(Entries taken from a collection)
========
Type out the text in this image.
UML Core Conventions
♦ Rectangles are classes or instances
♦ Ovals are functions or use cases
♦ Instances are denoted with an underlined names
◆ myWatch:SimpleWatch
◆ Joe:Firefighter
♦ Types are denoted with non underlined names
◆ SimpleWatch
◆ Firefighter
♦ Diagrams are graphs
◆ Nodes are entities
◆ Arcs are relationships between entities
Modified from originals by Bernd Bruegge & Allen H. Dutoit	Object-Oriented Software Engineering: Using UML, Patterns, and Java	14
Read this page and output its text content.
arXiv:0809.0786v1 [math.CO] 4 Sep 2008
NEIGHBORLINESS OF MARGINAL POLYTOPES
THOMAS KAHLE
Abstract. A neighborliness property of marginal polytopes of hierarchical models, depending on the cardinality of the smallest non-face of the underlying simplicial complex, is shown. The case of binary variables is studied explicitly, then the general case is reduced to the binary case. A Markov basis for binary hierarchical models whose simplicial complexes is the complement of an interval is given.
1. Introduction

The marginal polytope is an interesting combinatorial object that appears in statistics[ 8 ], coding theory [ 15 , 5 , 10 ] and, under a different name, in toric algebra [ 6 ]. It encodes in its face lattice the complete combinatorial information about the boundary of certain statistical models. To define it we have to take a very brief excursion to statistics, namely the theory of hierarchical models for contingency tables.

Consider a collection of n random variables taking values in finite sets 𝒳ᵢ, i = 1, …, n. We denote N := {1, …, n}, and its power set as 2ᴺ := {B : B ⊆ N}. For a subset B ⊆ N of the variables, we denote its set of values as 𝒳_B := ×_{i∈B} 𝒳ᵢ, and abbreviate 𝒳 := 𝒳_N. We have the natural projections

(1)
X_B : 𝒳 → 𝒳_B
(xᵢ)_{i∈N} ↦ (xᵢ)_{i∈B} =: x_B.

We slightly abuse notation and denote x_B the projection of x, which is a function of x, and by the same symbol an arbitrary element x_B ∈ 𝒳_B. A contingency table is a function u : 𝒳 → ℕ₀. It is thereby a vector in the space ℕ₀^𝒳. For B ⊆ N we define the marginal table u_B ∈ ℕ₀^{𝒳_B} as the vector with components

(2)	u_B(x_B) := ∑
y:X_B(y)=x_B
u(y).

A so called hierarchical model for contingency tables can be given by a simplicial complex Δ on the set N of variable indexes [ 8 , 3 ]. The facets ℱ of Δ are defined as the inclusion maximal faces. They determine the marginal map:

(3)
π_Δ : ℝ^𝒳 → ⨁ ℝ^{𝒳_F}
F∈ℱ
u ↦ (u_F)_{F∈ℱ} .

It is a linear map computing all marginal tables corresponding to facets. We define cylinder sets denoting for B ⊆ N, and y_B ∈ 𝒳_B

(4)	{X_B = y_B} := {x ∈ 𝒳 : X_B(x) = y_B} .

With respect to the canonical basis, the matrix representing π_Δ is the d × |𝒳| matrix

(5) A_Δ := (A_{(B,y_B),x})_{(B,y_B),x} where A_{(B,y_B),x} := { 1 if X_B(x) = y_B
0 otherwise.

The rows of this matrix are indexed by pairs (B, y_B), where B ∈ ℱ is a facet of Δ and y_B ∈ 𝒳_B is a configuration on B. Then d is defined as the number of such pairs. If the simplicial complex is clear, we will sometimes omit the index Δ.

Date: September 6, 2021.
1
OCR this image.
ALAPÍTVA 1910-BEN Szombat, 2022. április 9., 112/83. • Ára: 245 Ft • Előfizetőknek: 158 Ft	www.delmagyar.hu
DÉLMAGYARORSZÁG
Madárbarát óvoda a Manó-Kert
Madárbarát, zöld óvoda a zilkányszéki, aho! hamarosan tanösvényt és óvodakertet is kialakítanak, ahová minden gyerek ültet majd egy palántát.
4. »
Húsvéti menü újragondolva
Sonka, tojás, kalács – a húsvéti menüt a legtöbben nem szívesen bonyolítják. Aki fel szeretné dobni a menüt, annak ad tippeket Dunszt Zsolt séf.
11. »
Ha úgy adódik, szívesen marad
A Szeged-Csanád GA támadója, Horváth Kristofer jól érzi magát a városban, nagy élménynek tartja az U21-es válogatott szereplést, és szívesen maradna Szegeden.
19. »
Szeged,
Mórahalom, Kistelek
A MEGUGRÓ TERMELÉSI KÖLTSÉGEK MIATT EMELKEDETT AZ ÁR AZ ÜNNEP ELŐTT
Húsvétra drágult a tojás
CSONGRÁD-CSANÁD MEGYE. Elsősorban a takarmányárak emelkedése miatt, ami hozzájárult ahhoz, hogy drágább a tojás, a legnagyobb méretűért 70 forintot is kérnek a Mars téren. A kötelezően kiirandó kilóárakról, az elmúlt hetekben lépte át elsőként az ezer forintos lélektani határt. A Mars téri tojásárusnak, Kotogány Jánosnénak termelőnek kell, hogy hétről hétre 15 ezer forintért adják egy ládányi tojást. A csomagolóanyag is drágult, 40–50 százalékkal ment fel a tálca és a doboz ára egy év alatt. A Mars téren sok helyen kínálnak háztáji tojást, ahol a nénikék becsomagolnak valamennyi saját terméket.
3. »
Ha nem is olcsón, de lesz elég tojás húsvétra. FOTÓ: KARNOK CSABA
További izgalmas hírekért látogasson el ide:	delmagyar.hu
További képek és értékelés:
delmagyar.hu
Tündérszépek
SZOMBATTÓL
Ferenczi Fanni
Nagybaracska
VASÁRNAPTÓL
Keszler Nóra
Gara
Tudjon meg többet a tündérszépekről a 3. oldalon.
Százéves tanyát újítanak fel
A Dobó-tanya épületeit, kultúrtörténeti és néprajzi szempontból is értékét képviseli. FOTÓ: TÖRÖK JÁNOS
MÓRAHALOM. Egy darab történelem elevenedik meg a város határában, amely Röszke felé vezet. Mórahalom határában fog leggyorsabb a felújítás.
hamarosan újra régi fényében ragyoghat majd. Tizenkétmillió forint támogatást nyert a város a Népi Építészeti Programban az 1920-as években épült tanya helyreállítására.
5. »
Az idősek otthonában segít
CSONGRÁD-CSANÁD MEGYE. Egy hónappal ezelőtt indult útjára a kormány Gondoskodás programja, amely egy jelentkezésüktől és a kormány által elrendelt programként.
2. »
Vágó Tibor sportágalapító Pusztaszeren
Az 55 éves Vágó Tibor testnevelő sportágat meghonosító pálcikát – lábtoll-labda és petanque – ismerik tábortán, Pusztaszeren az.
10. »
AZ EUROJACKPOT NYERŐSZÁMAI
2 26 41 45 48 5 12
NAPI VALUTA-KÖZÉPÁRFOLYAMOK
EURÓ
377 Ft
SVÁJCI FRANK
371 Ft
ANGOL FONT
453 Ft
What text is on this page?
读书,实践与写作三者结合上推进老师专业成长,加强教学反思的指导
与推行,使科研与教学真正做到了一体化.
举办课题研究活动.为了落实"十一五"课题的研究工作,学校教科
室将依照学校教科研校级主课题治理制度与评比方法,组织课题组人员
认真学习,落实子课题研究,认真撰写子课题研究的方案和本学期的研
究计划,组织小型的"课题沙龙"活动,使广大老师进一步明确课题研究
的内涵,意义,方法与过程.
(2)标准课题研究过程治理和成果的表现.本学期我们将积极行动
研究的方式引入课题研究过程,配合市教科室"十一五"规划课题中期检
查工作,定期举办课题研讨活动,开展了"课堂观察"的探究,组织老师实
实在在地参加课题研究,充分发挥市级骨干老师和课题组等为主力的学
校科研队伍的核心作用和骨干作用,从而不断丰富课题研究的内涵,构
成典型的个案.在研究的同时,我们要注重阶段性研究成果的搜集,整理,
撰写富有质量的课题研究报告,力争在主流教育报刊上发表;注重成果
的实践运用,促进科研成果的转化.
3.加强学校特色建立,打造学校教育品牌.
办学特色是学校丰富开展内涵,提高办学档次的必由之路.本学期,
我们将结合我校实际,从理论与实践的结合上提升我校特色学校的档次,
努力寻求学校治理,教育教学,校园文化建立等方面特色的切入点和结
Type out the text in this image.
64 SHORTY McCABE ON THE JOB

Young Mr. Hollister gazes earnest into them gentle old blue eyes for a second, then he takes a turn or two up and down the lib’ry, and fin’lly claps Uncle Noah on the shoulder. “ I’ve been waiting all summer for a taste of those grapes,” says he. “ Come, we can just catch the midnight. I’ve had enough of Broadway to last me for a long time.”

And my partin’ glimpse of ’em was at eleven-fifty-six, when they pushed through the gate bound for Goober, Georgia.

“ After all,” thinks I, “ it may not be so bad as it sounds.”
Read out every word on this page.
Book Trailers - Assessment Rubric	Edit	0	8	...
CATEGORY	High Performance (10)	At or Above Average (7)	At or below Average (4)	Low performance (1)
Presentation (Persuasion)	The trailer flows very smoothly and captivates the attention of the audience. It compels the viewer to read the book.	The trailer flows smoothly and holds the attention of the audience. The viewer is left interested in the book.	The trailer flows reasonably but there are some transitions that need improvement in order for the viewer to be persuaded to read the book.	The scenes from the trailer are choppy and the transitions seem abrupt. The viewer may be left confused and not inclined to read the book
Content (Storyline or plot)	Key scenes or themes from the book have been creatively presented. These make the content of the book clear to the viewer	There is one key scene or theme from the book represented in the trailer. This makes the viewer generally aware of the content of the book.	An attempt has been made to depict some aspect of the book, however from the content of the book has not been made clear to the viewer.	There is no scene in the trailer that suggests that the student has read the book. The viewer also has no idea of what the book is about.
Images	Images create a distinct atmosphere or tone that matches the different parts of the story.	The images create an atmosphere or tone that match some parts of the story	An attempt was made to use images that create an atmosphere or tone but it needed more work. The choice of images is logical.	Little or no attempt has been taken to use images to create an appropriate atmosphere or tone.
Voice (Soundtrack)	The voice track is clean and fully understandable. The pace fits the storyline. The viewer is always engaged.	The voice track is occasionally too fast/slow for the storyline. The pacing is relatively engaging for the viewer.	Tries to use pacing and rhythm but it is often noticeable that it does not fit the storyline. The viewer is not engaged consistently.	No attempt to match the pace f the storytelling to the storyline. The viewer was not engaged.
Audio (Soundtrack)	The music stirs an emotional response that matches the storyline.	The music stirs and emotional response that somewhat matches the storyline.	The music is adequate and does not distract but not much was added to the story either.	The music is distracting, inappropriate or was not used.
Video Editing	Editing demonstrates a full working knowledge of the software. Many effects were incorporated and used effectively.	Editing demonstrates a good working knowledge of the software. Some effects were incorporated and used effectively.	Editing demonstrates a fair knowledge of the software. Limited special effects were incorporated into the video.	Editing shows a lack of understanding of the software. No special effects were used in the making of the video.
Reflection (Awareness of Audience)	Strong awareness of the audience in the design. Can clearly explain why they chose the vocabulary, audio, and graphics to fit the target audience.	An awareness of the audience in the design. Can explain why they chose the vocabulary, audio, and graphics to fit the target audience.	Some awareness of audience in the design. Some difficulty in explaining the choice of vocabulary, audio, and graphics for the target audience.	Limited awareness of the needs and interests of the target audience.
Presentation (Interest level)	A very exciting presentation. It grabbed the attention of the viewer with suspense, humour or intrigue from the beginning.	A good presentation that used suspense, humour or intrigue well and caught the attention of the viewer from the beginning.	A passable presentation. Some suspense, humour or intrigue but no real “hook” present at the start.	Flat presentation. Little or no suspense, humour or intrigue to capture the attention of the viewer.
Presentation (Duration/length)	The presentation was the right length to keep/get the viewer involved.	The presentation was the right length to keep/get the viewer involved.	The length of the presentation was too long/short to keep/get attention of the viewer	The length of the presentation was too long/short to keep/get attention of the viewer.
========
- [SHORT TASK] Where a line of the records above holds the word "models", copy that line.

- [IN RESPONSE]
Abstract. A neighborliness property of marginal polytopes of hierarchical models, depending on the cardinality of the smallest non-face of the underlying simplicial complex, is shown. The case of binary variables is studied explicitly, then the general case is reduced to the binary case. A Markov basis for binary hierarchical models whose simplicial complexes is the complement of an interval is given.
The marginal polytope is an interesting combinatorial object that appears in statistics[ 8 ], coding theory [ 15 , 5 , 10 ] and, under a different name, in toric algebra [ 6 ]. It encodes in its face lattice the complete combinatorial information about the boundary of certain statistical models. To define it we have to take a very brief excursion to statistics, namely the theory of hierarchical models for contingency tables.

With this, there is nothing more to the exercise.